__Aim of the task__
Each line in the entries below that holds the string "JSON" is to be listed.

__Dataset entries on figures__
----
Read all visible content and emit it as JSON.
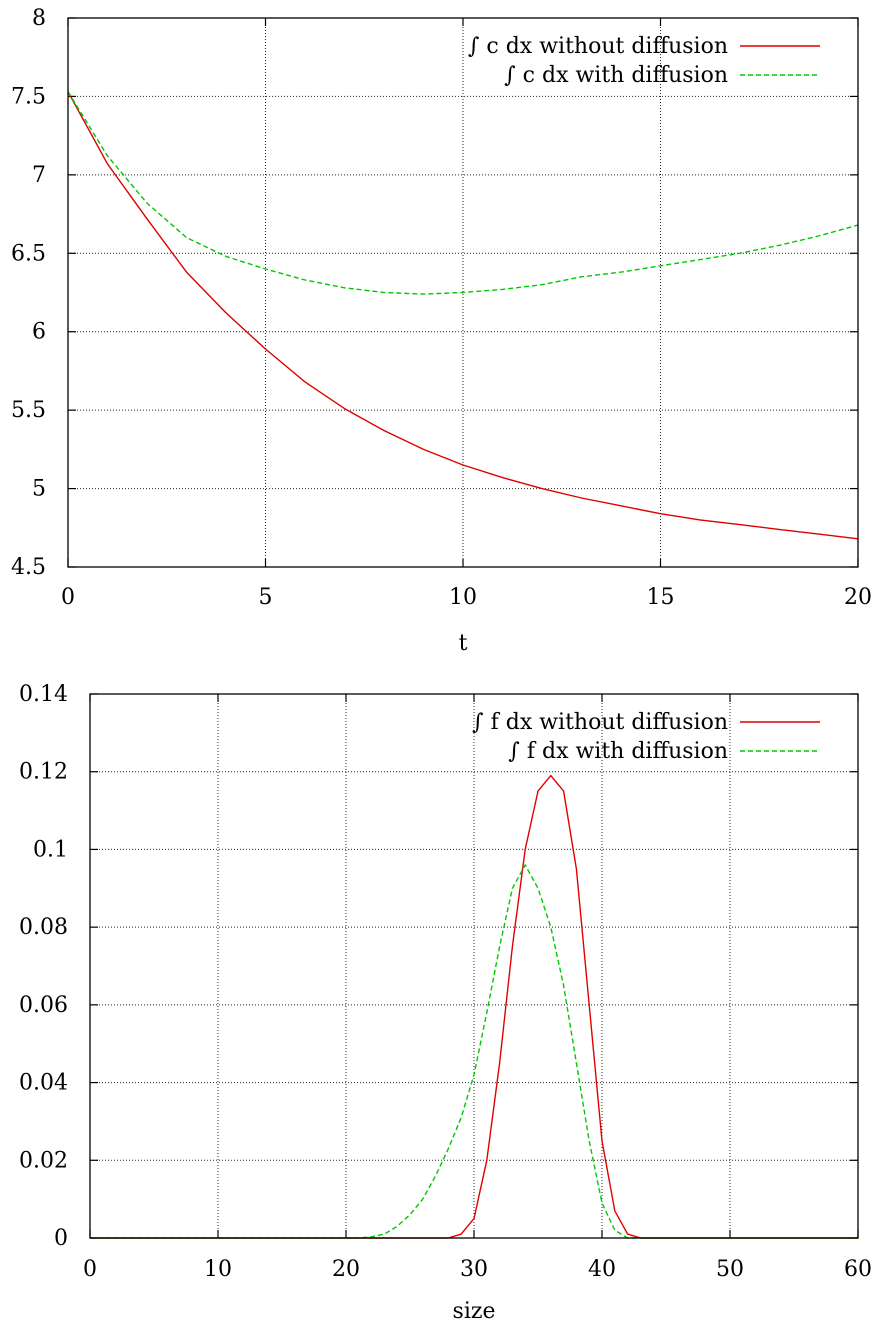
{
  "chart_data": [
    {
      "type": "line",
      "xlabel": "t",
      "ylabel": "",
      "xlim": [
        0,
        20
      ],
      "ylim": [
        4.5,
        8
      ],
      "xticks": [
        "0",
        "5",
        "10",
        "15",
        "20"
      ],
      "yticks": [
        "4.5",
        "5",
        "5.5",
        "6",
        "6.5",
        "7",
        "7.5",
        "8"
      ],
      "grid": true,
      "legend_position": "top-right",
      "series": [
        {
          "name": "∫ c dx without diffusion",
          "color": "#e00000",
          "style": "solid",
          "x": [
            0,
            1,
            2,
            3,
            4,
            5,
            6,
            7,
            8,
            9,
            10,
            11,
            12,
            13,
            14,
            15,
            16,
            17,
            18,
            19,
            20
          ],
          "y": [
            7.53,
            7.07,
            6.72,
            6.38,
            6.12,
            5.89,
            5.68,
            5.51,
            5.37,
            5.25,
            5.15,
            5.07,
            5.0,
            4.94,
            4.89,
            4.84,
            4.8,
            4.77,
            4.74,
            4.71,
            4.68
          ]
        },
        {
          "name": "∫ c dx with diffusion",
          "color": "#00c800",
          "style": "dashed",
          "x": [
            0,
            1,
            2,
            3,
            4,
            5,
            6,
            7,
            8,
            9,
            10,
            11,
            12,
            13,
            14,
            15,
            16,
            17,
            18,
            19,
            20
          ],
          "y": [
            7.53,
            7.12,
            6.82,
            6.6,
            6.48,
            6.4,
            6.33,
            6.28,
            6.25,
            6.24,
            6.25,
            6.27,
            6.3,
            6.35,
            6.38,
            6.42,
            6.46,
            6.5,
            6.55,
            6.61,
            6.68
          ]
        }
      ]
    },
    {
      "type": "line",
      "xlabel": "size",
      "ylabel": "",
      "xlim": [
        0,
        60
      ],
      "ylim": [
        0,
        0.14
      ],
      "xticks": [
        "0",
        "10",
        "20",
        "30",
        "40",
        "50",
        "60"
      ],
      "yticks": [
        "0",
        "0.02",
        "0.04",
        "0.06",
        "0.08",
        "0.1",
        "0.12",
        "0.14"
      ],
      "grid": true,
      "legend_position": "top-right",
      "series": [
        {
          "name": "∫ f dx without diffusion",
          "color": "#e00000",
          "style": "solid",
          "x": [
            0,
            28,
            29,
            30,
            31,
            32,
            33,
            34,
            35,
            36,
            37,
            38,
            39,
            40,
            41,
            42,
            43,
            60
          ],
          "y": [
            0,
            0,
            0.001,
            0.005,
            0.02,
            0.045,
            0.075,
            0.1,
            0.115,
            0.119,
            0.115,
            0.095,
            0.06,
            0.025,
            0.007,
            0.001,
            0,
            0
          ]
        },
        {
          "name": "∫ f dx with diffusion",
          "color": "#00c800",
          "style": "dashed",
          "x": [
            0,
            21,
            22,
            23,
            24,
            25,
            26,
            27,
            28,
            29,
            30,
            31,
            32,
            33,
            34,
            35,
            36,
            37,
            38,
            39,
            40,
            41,
            42,
            60
          ],
          "y": [
            0,
            0,
            0.0003,
            0.001,
            0.003,
            0.006,
            0.01,
            0.016,
            0.023,
            0.031,
            0.042,
            0.058,
            0.075,
            0.09,
            0.096,
            0.09,
            0.08,
            0.065,
            0.045,
            0.025,
            0.009,
            0.002,
            0,
            0
          ]
        }
      ]
    }
  ]
}
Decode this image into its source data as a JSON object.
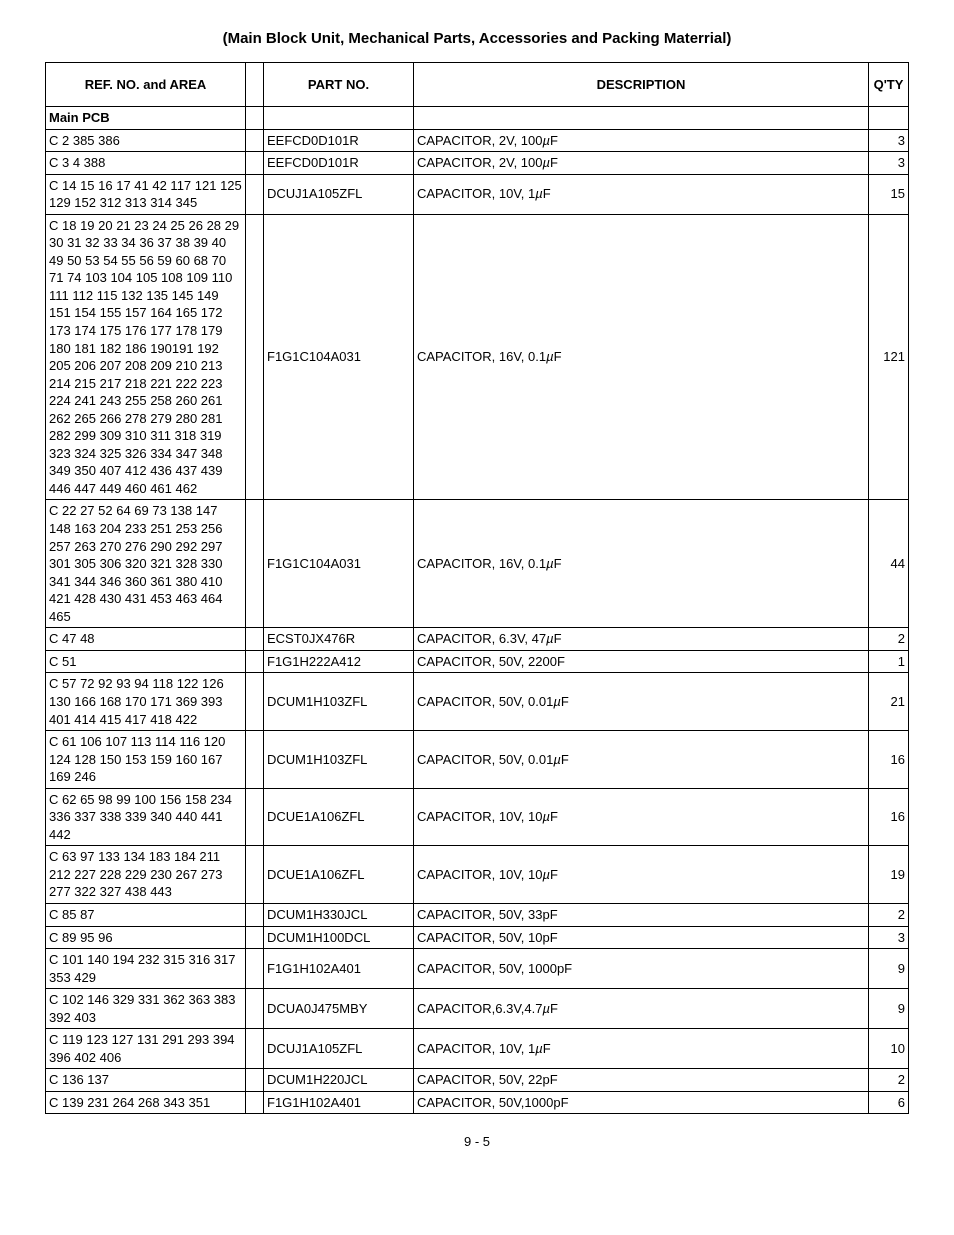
----
__Solution__
Read all visible content and emit it as JSON.
Decode this image into its source data as a JSON object.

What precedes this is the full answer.